>> Begin DATA TO PROCESS
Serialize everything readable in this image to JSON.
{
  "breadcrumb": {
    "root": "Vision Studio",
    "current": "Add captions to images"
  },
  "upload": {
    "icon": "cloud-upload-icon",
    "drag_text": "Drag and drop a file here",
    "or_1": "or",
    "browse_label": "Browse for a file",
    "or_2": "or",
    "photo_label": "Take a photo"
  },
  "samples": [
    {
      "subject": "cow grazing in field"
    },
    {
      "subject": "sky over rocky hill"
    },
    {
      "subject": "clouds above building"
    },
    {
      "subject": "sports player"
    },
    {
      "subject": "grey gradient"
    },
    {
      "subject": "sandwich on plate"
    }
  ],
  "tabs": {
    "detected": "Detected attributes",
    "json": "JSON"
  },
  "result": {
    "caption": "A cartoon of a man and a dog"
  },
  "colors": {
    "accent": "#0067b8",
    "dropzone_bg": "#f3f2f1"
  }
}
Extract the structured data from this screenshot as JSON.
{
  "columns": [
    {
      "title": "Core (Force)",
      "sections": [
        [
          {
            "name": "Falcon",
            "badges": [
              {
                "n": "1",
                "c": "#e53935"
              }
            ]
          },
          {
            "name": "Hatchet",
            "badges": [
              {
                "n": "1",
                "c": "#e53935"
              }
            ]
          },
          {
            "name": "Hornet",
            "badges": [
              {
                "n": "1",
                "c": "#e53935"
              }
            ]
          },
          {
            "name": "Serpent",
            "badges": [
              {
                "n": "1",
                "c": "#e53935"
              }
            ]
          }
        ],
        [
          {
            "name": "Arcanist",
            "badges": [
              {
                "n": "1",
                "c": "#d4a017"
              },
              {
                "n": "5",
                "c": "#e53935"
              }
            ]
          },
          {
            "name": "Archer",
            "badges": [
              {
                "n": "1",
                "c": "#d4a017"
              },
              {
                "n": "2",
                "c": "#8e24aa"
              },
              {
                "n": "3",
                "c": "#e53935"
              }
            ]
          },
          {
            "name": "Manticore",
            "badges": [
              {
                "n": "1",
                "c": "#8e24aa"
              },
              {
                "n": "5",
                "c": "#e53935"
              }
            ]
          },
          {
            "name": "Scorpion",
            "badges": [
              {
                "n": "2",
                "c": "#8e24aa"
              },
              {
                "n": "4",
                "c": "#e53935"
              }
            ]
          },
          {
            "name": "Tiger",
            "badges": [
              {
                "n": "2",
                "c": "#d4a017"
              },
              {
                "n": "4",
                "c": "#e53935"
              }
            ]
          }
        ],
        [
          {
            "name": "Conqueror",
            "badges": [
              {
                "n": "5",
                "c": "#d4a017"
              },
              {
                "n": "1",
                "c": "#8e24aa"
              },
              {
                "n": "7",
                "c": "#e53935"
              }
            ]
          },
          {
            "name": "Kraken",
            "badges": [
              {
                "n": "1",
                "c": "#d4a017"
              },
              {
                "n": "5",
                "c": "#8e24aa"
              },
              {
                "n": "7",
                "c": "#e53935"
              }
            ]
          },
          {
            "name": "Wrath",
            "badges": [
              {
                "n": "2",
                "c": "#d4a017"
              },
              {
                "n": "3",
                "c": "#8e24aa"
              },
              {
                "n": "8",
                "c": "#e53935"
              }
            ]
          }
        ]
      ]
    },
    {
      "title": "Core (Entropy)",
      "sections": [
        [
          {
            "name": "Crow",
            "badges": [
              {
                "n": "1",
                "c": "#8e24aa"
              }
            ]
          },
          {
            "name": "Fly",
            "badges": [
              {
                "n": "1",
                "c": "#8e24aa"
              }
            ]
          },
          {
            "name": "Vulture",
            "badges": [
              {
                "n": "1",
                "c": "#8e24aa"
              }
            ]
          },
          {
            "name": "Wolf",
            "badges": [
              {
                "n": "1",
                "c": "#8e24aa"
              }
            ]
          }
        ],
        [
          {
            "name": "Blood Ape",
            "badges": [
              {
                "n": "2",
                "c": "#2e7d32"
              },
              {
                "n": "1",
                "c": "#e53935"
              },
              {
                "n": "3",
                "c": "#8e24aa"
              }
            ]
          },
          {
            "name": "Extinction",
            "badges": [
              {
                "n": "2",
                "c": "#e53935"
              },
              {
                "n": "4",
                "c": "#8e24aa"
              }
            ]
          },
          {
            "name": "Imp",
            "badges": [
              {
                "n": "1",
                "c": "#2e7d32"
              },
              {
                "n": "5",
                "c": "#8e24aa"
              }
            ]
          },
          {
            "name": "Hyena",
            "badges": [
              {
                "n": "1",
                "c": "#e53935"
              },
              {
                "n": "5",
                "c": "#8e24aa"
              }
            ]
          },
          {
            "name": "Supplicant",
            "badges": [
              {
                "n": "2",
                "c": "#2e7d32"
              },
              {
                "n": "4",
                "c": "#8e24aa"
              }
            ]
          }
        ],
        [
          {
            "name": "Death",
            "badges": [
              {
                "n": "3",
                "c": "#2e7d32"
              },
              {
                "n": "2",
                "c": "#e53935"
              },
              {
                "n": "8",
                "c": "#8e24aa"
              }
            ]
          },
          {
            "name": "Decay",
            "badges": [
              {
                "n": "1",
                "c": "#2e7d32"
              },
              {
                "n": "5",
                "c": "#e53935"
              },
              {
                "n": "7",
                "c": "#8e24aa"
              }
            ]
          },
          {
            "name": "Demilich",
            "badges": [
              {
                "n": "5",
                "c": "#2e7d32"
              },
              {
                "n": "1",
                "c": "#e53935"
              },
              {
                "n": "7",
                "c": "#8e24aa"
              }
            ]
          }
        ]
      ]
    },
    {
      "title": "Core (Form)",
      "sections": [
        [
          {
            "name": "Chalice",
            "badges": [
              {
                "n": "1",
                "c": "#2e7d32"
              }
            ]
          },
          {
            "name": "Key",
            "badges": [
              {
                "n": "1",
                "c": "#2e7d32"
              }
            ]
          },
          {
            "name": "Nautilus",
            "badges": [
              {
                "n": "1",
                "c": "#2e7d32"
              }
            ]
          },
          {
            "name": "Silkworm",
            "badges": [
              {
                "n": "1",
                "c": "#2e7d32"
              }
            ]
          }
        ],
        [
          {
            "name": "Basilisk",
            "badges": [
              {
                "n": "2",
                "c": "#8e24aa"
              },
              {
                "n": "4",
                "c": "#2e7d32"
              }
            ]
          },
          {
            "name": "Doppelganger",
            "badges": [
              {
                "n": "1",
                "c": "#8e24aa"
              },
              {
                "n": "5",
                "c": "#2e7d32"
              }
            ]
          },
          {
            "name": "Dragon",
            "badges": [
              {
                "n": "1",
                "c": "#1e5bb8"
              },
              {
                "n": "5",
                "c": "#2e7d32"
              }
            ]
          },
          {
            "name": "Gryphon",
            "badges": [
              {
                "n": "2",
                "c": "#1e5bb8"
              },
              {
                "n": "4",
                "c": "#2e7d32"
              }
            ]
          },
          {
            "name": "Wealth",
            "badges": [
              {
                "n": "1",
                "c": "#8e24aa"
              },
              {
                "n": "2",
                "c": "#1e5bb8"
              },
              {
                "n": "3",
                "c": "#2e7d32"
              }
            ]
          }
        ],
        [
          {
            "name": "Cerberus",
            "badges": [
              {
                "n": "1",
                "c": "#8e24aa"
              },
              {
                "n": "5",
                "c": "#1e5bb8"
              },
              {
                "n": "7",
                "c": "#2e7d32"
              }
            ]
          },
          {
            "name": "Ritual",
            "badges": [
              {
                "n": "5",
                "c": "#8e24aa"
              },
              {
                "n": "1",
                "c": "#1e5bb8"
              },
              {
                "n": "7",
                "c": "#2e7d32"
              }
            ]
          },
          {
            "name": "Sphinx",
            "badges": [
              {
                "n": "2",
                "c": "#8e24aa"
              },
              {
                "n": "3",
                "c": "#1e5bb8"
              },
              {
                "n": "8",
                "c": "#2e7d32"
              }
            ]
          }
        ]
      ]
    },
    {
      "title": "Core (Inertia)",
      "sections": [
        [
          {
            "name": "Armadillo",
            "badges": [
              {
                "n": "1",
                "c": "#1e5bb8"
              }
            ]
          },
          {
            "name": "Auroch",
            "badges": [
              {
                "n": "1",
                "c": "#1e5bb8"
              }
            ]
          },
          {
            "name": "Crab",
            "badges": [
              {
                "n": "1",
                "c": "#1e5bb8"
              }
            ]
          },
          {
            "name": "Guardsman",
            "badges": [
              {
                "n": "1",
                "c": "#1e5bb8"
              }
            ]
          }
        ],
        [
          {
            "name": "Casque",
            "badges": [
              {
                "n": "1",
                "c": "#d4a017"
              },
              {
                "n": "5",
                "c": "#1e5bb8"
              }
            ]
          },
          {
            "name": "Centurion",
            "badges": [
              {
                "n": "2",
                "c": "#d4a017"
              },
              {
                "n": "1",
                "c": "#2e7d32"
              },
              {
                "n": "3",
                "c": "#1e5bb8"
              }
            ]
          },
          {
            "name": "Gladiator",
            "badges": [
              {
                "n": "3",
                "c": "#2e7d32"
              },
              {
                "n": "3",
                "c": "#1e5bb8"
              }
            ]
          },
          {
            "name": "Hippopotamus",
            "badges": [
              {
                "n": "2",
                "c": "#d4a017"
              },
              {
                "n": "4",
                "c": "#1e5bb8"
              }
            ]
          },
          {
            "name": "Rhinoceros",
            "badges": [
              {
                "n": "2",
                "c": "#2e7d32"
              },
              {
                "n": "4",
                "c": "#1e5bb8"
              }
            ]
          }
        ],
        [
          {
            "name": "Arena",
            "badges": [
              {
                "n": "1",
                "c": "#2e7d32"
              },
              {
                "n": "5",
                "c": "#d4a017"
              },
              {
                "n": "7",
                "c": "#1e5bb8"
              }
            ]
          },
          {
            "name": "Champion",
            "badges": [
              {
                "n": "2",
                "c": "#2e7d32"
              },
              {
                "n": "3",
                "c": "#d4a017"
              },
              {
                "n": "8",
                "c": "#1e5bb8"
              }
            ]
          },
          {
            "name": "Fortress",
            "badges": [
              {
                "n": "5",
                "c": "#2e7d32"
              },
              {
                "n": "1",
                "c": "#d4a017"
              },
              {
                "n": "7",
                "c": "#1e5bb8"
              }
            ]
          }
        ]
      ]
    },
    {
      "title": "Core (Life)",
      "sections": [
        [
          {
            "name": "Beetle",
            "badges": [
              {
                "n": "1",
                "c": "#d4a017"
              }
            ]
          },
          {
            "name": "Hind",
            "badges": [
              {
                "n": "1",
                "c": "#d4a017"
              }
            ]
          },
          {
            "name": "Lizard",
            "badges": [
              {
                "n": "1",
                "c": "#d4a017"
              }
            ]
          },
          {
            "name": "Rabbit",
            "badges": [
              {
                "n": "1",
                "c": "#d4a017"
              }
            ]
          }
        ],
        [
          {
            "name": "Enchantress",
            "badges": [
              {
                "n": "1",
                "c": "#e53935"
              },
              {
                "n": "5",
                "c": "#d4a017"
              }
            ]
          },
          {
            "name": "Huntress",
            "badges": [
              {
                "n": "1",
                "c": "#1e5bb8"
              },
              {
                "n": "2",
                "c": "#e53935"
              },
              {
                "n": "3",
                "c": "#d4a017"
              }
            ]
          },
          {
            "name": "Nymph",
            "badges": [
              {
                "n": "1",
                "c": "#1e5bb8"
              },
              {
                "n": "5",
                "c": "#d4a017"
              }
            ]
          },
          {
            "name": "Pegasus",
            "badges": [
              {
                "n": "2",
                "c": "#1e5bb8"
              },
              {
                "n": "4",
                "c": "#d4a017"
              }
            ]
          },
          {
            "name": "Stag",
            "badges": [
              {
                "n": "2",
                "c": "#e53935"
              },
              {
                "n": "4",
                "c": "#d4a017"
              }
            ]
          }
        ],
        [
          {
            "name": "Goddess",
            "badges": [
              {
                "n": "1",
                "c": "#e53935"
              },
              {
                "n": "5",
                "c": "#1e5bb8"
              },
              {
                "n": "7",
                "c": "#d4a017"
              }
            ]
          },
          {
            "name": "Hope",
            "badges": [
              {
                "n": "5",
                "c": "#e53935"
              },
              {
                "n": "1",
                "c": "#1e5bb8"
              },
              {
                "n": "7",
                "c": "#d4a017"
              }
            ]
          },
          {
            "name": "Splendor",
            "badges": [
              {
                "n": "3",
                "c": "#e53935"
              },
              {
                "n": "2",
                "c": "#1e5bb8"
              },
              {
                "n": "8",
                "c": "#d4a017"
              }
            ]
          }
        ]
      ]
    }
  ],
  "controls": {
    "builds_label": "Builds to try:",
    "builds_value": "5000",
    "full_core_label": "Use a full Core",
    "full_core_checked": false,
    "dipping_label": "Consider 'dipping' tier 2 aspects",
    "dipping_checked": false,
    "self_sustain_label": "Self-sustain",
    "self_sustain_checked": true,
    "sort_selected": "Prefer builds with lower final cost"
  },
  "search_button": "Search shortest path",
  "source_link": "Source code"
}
>> End DATA TO PROCESS
### REQUIRED WORK
In the records above, locate every line with the string "false" and copy it.

### FINISHED TASK
    "full_core_checked": false,
    "dipping_checked": false,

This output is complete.